◆ Task requirements
Please render everything from the start of the records down to the line containing "legend-marker xyxy=(579,730,593,744)", both ends included, as a numbered list, leaving out any blank lines.

* START *

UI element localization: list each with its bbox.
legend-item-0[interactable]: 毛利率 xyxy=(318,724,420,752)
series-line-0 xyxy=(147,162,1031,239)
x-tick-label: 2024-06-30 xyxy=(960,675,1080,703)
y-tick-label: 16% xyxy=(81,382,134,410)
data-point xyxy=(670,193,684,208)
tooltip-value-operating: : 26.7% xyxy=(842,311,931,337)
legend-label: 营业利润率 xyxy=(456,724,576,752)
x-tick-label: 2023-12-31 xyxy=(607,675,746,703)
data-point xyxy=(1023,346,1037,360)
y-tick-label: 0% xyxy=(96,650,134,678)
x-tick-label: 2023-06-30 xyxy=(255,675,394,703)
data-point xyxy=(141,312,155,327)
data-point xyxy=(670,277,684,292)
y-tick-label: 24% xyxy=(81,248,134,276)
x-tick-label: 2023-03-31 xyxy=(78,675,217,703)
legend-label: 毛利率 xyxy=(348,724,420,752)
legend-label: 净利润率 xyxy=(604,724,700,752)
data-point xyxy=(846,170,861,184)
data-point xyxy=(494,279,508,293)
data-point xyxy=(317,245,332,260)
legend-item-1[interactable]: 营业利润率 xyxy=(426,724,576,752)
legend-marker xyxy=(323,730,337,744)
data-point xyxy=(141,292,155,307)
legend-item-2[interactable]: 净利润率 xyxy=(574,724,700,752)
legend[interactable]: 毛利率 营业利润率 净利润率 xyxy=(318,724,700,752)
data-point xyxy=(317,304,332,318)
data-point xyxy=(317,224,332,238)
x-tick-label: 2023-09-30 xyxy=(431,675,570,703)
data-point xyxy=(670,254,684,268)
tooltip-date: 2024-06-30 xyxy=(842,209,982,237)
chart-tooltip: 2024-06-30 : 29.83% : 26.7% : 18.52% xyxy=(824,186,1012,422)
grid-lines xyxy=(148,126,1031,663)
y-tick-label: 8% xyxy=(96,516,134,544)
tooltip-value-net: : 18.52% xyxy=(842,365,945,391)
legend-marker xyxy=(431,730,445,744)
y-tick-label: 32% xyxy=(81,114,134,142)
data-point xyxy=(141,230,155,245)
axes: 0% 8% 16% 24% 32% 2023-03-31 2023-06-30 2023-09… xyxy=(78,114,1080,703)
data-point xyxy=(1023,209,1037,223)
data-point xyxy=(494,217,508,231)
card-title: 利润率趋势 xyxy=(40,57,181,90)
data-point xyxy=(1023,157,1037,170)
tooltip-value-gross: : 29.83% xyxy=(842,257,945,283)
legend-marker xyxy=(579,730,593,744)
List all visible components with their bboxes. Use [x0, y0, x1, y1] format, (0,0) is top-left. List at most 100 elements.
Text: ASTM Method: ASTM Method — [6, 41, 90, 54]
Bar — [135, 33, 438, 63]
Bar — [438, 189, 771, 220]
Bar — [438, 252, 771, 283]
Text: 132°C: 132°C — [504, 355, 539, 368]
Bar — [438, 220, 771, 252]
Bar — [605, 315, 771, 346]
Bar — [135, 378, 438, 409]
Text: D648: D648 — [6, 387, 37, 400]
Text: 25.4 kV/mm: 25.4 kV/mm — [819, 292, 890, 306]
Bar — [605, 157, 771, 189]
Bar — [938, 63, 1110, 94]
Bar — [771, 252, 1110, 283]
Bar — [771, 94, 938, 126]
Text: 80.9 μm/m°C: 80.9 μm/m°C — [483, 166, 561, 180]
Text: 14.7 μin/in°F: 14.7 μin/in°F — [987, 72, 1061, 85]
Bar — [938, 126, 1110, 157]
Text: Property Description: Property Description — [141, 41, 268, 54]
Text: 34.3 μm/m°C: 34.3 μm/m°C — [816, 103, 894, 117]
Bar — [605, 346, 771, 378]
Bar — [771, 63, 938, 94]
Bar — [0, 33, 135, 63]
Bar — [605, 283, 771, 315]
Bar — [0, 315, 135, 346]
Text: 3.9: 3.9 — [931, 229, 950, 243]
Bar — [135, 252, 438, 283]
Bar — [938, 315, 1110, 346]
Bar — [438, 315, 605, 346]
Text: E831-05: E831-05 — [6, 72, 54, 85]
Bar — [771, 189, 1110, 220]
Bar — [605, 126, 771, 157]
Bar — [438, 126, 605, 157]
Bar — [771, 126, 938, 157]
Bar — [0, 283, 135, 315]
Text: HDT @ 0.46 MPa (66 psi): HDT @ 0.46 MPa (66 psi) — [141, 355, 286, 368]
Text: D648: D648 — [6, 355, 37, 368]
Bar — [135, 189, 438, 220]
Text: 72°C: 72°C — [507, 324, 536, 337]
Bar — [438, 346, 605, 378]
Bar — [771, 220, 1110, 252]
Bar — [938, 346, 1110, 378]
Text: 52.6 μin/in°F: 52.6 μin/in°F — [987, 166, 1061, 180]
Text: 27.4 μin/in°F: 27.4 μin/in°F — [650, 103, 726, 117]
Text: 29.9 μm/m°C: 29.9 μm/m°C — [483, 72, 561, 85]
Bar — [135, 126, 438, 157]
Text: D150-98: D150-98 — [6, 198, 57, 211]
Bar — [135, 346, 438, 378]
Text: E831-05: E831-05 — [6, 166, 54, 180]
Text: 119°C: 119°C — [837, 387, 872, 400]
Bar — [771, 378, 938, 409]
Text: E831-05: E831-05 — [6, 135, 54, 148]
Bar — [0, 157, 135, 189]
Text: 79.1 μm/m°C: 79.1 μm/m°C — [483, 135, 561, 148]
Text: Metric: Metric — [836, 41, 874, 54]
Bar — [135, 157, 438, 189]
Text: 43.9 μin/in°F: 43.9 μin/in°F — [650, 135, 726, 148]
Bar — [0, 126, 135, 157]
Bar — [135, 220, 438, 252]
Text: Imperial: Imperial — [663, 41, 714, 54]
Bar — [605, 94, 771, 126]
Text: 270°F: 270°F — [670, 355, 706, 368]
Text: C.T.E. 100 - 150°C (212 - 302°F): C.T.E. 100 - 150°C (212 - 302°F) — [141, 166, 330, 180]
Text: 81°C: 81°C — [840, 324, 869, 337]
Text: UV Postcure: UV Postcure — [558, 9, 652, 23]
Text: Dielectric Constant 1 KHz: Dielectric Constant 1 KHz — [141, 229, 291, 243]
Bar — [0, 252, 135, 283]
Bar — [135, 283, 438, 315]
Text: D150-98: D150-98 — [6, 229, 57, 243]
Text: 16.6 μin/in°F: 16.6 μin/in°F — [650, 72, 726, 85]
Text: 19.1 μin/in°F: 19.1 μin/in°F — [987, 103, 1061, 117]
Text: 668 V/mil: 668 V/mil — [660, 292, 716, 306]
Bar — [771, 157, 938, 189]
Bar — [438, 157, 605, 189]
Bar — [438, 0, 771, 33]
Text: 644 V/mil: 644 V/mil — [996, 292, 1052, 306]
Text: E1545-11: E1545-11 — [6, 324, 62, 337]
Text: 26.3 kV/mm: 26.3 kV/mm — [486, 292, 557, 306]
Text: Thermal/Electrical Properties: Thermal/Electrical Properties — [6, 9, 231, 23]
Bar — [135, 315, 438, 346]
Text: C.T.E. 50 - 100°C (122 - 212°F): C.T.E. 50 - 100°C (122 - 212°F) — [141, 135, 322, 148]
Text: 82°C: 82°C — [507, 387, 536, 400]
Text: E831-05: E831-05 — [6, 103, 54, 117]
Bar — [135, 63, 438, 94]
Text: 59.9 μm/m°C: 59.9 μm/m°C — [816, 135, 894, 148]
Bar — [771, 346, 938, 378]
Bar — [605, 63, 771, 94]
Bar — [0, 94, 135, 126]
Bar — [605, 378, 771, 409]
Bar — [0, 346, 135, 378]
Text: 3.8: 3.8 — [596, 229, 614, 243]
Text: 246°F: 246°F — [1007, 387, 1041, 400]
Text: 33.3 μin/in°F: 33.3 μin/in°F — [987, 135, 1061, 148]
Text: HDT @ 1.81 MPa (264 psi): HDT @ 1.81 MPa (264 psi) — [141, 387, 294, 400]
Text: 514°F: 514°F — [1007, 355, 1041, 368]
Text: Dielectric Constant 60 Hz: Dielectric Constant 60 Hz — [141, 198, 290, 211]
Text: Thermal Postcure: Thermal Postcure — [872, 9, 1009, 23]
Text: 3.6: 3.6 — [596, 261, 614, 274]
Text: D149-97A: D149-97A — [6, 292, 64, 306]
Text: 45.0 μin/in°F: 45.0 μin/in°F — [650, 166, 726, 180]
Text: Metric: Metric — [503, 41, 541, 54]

* END *

◆ Output of the exercise
1. UI element localization: list each with its bbox.
2. legend-item-0[interactable]: 毛利率 xyxy=(318,724,420,752)
3. series-line-0 xyxy=(147,162,1031,239)
4. x-tick-label: 2024-06-30 xyxy=(960,675,1080,703)
5. y-tick-label: 16% xyxy=(81,382,134,410)
6. data-point xyxy=(670,193,684,208)
7. tooltip-value-operating: : 26.7% xyxy=(842,311,931,337)
8. legend-label: 营业利润率 xyxy=(456,724,576,752)
9. x-tick-label: 2023-12-31 xyxy=(607,675,746,703)
10. data-point xyxy=(1023,346,1037,360)
11. y-tick-label: 0% xyxy=(96,650,134,678)
12. x-tick-label: 2023-06-30 xyxy=(255,675,394,703)
13. data-point xyxy=(141,312,155,327)
14. data-point xyxy=(670,277,684,292)
15. y-tick-label: 24% xyxy=(81,248,134,276)
16. x-tick-label: 2023-03-31 xyxy=(78,675,217,703)
17. legend-label: 毛利率 xyxy=(348,724,420,752)
18. legend-label: 净利润率 xyxy=(604,724,700,752)
19. data-point xyxy=(846,170,861,184)
20. data-point xyxy=(494,279,508,293)
21. data-point xyxy=(317,245,332,260)
22. legend-item-1[interactable]: 营业利润率 xyxy=(426,724,576,752)
23. legend-marker xyxy=(323,730,337,744)
24. data-point xyxy=(141,292,155,307)
25. legend-item-2[interactable]: 净利润率 xyxy=(574,724,700,752)
26. legend[interactable]: 毛利率 营业利润率 净利润率 xyxy=(318,724,700,752)
27. data-point xyxy=(317,304,332,318)
28. data-point xyxy=(317,224,332,238)
29. x-tick-label: 2023-09-30 xyxy=(431,675,570,703)
30. data-point xyxy=(670,254,684,268)
31. tooltip-date: 2024-06-30 xyxy=(842,209,982,237)
32. chart-tooltip: 2024-06-30 : 29.83% : 26.7% : 18.52% xyxy=(824,186,1012,422)
33. grid-lines xyxy=(148,126,1031,663)
34. y-tick-label: 8% xyxy=(96,516,134,544)
35. tooltip-value-net: : 18.52% xyxy=(842,365,945,391)
36. legend-marker xyxy=(431,730,445,744)
37. y-tick-label: 32% xyxy=(81,114,134,142)
38. data-point xyxy=(141,230,155,245)
39. axes: 0% 8% 16% 24% 32% 2023-03-31 2023-06-30 2023-09… xyxy=(78,114,1080,703)
40. data-point xyxy=(1023,209,1037,223)
41. data-point xyxy=(494,217,508,231)
42. card-title: 利润率趋势 xyxy=(40,57,181,90)
43. data-point xyxy=(1023,157,1037,170)
44. tooltip-value-gross: : 29.83% xyxy=(842,257,945,283)
45. legend-marker xyxy=(579,730,593,744)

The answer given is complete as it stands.